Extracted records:
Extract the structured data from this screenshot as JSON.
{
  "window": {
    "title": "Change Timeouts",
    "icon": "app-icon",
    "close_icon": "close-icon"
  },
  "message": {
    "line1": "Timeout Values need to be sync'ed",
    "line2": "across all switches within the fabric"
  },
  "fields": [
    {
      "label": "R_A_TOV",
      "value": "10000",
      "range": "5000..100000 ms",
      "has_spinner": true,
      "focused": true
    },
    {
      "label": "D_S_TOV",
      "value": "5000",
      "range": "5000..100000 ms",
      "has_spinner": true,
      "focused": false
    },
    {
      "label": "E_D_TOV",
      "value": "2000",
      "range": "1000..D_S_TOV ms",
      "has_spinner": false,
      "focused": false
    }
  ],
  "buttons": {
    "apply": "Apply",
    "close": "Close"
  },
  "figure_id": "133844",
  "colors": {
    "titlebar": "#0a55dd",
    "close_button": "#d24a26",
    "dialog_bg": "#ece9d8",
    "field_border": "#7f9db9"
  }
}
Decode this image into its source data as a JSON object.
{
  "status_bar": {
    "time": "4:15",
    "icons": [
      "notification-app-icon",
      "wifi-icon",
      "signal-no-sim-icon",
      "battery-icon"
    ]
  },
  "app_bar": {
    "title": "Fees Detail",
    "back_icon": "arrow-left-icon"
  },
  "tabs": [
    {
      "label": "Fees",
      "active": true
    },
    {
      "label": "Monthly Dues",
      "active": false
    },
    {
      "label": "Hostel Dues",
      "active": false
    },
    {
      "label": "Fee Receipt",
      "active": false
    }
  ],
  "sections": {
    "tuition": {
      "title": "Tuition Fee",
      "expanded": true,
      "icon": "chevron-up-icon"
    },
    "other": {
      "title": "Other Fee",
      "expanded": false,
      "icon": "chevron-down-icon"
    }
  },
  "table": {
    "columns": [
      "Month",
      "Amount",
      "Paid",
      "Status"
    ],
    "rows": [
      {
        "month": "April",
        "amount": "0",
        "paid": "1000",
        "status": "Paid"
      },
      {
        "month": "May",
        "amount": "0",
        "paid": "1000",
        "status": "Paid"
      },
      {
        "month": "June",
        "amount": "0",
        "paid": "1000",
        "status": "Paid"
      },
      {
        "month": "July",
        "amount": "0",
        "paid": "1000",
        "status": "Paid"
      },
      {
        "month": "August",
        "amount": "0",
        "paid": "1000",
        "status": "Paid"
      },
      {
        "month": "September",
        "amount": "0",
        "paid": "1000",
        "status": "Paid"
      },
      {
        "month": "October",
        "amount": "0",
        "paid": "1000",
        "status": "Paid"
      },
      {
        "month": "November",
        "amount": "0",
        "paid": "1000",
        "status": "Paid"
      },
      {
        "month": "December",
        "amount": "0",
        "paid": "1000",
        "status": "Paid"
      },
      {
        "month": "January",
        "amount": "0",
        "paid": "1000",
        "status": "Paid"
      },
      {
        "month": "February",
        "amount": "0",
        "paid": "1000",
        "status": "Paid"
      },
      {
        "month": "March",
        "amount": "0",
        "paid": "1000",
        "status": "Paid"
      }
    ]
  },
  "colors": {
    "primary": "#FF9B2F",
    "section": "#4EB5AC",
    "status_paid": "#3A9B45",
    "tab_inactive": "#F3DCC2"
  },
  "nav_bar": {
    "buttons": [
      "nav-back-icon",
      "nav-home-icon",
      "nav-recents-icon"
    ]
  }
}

Directions for this task
Restate the data above word for word.

Answer to the problem
Extract the structured data from this screenshot as JSON.
{
  "window": {
    "title": "Change Timeouts",
    "icon": "app-icon",
    "close_icon": "close-icon"
  },
  "message": {
    "line1": "Timeout Values need to be sync'ed",
    "line2": "across all switches within the fabric"
  },
  "fields": [
    {
      "label": "R_A_TOV",
      "value": "10000",
      "range": "5000..100000 ms",
      "has_spinner": true,
      "focused": true
    },
    {
      "label": "D_S_TOV",
      "value": "5000",
      "range": "5000..100000 ms",
      "has_spinner": true,
      "focused": false
    },
    {
      "label": "E_D_TOV",
      "value": "2000",
      "range": "1000..D_S_TOV ms",
      "has_spinner": false,
      "focused": false
    }
  ],
  "buttons": {
    "apply": "Apply",
    "close": "Close"
  },
  "figure_id": "133844",
  "colors": {
    "titlebar": "#0a55dd",
    "close_button": "#d24a26",
    "dialog_bg": "#ece9d8",
    "field_border": "#7f9db9"
  }
}
Decode this image into its source data as a JSON object.
{
  "status_bar": {
    "time": "4:15",
    "icons": [
      "notification-app-icon",
      "wifi-icon",
      "signal-no-sim-icon",
      "battery-icon"
    ]
  },
  "app_bar": {
    "title": "Fees Detail",
    "back_icon": "arrow-left-icon"
  },
  "tabs": [
    {
      "label": "Fees",
      "active": true
    },
    {
      "label": "Monthly Dues",
      "active": false
    },
    {
      "label": "Hostel Dues",
      "active": false
    },
    {
      "label": "Fee Receipt",
      "active": false
    }
  ],
  "sections": {
    "tuition": {
      "title": "Tuition Fee",
      "expanded": true,
      "icon": "chevron-up-icon"
    },
    "other": {
      "title": "Other Fee",
      "expanded": false,
      "icon": "chevron-down-icon"
    }
  },
  "table": {
    "columns": [
      "Month",
      "Amount",
      "Paid",
      "Status"
    ],
    "rows": [
      {
        "month": "April",
        "amount": "0",
        "paid": "1000",
        "status": "Paid"
      },
      {
        "month": "May",
        "amount": "0",
        "paid": "1000",
        "status": "Paid"
      },
      {
        "month": "June",
        "amount": "0",
        "paid": "1000",
        "status": "Paid"
      },
      {
        "month": "July",
        "amount": "0",
        "paid": "1000",
        "status": "Paid"
      },
      {
        "month": "August",
        "amount": "0",
        "paid": "1000",
        "status": "Paid"
      },
      {
        "month": "September",
        "amount": "0",
        "paid": "1000",
        "status": "Paid"
      },
      {
        "month": "October",
        "amount": "0",
        "paid": "1000",
        "status": "Paid"
      },
      {
        "month": "November",
        "amount": "0",
        "paid": "1000",
        "status": "Paid"
      },
      {
        "month": "December",
        "amount": "0",
        "paid": "1000",
        "status": "Paid"
      },
      {
        "month": "January",
        "amount": "0",
        "paid": "1000",
        "status": "Paid"
      },
      {
        "month": "February",
        "amount": "0",
        "paid": "1000",
        "status": "Paid"
      },
      {
        "month": "March",
        "amount": "0",
        "paid": "1000",
        "status": "Paid"
      }
    ]
  },
  "colors": {
    "primary": "#FF9B2F",
    "section": "#4EB5AC",
    "status_paid": "#3A9B45",
    "tab_inactive": "#F3DCC2"
  },
  "nav_bar": {
    "buttons": [
      "nav-back-icon",
      "nav-home-icon",
      "nav-recents-icon"
    ]
  }
}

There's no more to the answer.